[Data listing]
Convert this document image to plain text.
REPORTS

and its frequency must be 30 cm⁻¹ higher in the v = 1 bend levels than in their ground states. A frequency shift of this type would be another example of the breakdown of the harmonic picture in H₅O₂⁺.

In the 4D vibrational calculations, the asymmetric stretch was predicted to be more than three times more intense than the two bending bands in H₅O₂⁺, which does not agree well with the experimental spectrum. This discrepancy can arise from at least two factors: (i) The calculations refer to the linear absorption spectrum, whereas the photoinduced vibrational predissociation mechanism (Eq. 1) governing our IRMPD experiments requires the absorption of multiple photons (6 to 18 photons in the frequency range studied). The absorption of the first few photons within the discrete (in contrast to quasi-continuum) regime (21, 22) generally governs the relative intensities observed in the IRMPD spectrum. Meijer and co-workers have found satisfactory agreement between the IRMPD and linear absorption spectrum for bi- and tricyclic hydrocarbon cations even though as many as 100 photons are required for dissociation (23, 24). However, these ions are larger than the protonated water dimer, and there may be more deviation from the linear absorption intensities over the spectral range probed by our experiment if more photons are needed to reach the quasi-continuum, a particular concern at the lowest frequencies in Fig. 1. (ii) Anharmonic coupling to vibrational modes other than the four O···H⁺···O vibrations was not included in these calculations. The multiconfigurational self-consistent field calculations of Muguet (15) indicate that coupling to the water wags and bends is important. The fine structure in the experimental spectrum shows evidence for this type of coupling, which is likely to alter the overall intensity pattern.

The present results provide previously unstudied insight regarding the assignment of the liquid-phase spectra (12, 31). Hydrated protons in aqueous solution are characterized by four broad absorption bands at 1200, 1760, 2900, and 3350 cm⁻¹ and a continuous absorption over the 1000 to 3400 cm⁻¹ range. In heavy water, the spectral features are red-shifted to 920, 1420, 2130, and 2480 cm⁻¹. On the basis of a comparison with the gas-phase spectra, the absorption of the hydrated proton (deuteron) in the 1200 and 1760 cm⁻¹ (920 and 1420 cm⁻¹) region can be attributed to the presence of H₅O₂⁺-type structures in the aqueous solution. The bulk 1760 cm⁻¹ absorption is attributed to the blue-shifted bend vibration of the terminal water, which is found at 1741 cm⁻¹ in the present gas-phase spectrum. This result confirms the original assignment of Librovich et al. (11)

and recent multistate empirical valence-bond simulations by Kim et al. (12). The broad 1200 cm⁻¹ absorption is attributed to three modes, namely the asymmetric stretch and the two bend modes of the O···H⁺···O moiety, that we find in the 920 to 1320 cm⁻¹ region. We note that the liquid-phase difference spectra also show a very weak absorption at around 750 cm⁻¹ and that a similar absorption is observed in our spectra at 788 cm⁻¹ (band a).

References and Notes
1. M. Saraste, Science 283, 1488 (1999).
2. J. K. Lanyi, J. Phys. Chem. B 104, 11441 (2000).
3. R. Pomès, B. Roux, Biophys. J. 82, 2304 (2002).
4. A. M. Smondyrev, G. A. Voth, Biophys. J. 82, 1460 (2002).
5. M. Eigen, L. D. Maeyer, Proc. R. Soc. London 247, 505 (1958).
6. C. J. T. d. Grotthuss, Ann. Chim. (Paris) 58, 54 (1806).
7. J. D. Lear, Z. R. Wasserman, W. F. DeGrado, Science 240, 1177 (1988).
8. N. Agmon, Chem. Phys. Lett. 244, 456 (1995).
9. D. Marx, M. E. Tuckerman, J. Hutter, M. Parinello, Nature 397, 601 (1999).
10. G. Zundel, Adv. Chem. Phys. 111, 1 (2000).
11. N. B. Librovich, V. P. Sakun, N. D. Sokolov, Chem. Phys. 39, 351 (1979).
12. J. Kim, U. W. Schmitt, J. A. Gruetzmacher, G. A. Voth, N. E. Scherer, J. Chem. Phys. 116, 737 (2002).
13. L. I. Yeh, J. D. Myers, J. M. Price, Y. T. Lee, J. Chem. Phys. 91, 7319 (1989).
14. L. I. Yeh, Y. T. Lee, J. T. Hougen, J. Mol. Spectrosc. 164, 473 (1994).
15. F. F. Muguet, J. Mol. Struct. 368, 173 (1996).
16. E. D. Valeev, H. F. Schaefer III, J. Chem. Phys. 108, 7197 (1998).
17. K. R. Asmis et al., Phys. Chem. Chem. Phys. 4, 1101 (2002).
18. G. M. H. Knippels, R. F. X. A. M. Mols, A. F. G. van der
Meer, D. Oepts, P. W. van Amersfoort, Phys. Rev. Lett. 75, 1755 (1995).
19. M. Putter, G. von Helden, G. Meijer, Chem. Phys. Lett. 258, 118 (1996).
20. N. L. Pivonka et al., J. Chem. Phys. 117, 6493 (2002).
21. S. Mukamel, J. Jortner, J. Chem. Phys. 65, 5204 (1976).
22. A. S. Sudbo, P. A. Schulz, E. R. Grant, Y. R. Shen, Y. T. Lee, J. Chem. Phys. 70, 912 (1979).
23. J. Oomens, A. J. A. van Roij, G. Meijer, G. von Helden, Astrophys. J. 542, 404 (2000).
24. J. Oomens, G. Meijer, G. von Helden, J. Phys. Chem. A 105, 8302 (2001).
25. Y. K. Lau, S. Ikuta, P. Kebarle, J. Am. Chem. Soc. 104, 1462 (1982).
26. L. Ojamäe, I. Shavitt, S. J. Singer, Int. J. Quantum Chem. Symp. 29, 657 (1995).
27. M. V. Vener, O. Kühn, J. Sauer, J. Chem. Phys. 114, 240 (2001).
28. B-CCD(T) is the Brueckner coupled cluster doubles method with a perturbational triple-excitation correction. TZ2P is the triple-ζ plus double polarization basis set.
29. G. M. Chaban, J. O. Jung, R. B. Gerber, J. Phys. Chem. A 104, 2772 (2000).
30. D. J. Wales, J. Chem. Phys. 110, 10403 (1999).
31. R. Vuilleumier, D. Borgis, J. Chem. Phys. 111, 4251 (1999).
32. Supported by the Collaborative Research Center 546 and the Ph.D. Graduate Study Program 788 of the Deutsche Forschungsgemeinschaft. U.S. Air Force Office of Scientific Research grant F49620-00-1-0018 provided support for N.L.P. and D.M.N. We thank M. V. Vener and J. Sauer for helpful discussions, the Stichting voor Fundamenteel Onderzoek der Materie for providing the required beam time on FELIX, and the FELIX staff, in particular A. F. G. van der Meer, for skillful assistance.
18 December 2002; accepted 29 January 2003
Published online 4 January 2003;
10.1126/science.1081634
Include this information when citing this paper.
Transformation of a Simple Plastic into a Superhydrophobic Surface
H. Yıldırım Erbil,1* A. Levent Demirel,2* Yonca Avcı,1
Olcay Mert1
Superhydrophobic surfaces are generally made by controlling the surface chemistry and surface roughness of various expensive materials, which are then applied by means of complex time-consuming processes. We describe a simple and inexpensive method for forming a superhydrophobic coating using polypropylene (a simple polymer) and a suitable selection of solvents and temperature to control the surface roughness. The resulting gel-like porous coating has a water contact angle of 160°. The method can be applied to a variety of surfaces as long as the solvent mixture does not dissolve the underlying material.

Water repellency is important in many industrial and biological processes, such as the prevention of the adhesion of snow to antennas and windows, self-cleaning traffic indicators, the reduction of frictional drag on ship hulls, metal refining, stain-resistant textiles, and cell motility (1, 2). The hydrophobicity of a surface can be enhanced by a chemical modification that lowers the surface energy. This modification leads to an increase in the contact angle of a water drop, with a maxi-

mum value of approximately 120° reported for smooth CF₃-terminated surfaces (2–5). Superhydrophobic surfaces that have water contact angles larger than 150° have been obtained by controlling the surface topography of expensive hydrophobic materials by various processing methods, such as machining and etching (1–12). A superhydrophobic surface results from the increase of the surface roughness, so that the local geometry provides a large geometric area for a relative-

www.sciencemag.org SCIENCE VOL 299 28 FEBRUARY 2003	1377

---

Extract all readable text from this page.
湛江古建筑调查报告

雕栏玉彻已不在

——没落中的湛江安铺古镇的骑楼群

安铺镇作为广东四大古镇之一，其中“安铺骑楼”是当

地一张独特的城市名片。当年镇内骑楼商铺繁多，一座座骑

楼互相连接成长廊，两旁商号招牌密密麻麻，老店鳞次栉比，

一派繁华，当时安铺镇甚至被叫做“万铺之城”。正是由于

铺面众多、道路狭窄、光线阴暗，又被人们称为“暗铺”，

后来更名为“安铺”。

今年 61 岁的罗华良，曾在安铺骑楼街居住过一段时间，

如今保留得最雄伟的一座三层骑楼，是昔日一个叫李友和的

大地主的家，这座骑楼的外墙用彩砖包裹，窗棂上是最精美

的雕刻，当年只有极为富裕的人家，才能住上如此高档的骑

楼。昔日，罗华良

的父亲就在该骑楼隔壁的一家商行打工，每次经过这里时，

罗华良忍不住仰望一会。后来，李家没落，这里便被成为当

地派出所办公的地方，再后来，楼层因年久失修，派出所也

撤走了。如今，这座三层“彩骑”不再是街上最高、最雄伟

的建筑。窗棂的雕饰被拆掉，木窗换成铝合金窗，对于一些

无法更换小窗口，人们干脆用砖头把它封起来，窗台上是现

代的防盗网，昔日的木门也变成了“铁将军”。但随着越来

▶ [Set task]
Copy all lines from the data that hold the word "Oomens".

▶ [Reply to the task]
23. J. Oomens, A. J. A. van Roij, G. Meijer, G. von Helden, Astrophys. J. 542, 404 (2000).
24. J. Oomens, G. Meijer, G. von Helden, J. Phys. Chem. A 105, 8302 (2001).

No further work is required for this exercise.